Dataset excerpt:
►

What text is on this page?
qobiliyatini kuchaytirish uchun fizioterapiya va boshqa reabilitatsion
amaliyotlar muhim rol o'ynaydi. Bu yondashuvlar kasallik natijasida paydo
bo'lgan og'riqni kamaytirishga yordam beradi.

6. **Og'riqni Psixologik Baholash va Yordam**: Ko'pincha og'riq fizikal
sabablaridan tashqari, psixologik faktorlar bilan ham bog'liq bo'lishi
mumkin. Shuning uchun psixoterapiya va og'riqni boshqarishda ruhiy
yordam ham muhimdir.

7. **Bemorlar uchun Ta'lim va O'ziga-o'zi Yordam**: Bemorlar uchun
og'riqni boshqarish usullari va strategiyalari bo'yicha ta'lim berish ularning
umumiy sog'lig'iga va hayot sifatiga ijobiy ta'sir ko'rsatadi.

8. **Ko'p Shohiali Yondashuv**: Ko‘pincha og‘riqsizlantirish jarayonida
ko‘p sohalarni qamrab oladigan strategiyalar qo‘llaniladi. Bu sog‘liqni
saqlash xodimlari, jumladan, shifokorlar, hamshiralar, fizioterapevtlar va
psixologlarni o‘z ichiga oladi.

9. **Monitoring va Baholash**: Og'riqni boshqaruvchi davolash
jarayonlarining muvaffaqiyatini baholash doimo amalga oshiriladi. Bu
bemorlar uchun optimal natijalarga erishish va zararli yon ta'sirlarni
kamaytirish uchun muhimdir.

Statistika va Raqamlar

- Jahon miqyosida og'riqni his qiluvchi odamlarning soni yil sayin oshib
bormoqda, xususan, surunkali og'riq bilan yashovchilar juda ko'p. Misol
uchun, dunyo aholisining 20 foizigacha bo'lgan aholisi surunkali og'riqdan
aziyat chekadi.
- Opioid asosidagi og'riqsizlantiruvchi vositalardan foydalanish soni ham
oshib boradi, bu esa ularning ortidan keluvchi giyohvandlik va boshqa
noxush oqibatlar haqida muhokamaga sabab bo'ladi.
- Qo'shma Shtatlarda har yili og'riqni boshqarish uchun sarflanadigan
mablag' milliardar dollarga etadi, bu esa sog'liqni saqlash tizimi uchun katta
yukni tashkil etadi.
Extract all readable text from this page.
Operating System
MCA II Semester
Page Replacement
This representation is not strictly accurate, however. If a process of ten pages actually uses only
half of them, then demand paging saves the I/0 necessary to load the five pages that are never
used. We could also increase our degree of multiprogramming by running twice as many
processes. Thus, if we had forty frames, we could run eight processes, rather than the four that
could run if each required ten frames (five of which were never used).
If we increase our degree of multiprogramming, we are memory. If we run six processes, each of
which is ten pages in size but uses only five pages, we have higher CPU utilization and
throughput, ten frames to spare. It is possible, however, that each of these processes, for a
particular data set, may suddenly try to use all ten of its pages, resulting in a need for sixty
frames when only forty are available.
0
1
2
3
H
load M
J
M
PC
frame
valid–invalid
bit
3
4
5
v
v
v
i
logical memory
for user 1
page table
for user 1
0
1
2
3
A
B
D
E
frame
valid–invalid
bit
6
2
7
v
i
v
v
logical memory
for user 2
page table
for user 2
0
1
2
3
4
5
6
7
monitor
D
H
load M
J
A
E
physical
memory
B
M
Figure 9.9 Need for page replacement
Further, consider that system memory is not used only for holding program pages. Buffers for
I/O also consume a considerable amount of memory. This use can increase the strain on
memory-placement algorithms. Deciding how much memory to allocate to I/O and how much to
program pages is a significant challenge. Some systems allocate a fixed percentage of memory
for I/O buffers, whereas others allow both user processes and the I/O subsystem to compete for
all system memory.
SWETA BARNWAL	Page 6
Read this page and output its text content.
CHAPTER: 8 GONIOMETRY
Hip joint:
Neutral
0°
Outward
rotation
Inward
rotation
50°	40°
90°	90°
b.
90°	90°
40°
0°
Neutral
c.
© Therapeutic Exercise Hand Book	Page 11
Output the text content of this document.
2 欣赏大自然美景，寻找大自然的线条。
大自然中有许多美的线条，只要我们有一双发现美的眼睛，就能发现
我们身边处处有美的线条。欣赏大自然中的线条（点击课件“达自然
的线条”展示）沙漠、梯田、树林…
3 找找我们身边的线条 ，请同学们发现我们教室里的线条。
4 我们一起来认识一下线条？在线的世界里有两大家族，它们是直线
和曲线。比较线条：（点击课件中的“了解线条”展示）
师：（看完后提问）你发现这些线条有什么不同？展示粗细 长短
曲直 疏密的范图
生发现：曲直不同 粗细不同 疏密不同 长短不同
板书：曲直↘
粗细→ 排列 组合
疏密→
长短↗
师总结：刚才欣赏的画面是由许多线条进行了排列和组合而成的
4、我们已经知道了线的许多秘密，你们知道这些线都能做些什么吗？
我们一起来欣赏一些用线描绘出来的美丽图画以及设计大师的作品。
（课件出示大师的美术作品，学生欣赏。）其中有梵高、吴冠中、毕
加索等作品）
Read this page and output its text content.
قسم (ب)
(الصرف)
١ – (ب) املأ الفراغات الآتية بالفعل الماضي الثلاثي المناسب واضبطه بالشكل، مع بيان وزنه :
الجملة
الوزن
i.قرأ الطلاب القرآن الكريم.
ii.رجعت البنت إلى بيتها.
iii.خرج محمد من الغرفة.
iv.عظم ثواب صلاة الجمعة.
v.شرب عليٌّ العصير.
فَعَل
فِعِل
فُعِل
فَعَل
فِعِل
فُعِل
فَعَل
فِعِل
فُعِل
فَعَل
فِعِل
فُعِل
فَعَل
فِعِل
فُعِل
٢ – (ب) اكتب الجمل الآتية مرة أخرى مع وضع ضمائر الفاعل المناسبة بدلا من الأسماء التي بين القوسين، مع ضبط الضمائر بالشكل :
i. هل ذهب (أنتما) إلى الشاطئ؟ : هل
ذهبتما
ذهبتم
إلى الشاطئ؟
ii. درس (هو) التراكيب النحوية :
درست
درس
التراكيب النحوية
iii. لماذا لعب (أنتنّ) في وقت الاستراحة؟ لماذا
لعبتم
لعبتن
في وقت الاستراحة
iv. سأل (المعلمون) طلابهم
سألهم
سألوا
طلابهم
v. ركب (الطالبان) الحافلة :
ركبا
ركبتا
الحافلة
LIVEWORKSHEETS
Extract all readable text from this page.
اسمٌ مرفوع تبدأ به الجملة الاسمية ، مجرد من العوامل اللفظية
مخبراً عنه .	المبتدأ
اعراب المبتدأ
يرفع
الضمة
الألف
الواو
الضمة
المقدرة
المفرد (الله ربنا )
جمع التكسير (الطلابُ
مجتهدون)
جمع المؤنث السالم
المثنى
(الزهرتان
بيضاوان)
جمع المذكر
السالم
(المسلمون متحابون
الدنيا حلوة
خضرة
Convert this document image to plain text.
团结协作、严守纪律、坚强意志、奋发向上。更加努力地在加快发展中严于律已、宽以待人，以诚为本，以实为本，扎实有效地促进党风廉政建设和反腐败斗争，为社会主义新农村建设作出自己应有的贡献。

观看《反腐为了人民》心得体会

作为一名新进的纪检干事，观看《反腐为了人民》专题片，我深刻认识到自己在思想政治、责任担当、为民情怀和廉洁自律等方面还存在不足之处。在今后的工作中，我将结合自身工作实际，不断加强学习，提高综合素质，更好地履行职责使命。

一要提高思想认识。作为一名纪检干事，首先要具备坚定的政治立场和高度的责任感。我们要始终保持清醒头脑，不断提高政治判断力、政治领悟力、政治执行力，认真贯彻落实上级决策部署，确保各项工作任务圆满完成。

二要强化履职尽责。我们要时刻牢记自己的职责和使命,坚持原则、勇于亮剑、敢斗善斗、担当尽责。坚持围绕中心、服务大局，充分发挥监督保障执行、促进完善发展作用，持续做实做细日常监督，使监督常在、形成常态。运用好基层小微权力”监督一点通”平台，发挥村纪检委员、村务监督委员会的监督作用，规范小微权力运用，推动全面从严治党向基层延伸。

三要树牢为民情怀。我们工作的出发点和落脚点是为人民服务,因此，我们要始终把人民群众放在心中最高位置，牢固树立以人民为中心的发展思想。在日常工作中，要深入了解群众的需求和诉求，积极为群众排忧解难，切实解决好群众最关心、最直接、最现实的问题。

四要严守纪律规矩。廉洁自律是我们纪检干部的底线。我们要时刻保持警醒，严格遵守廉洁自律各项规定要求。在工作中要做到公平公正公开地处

◄

Write out every line of the preceding listing that contains "never".

*Answer to this problem*.
half of them, then demand paging saves the I/0 necessary to load the five pages that are never
could run if each required ten frames (five of which were never used).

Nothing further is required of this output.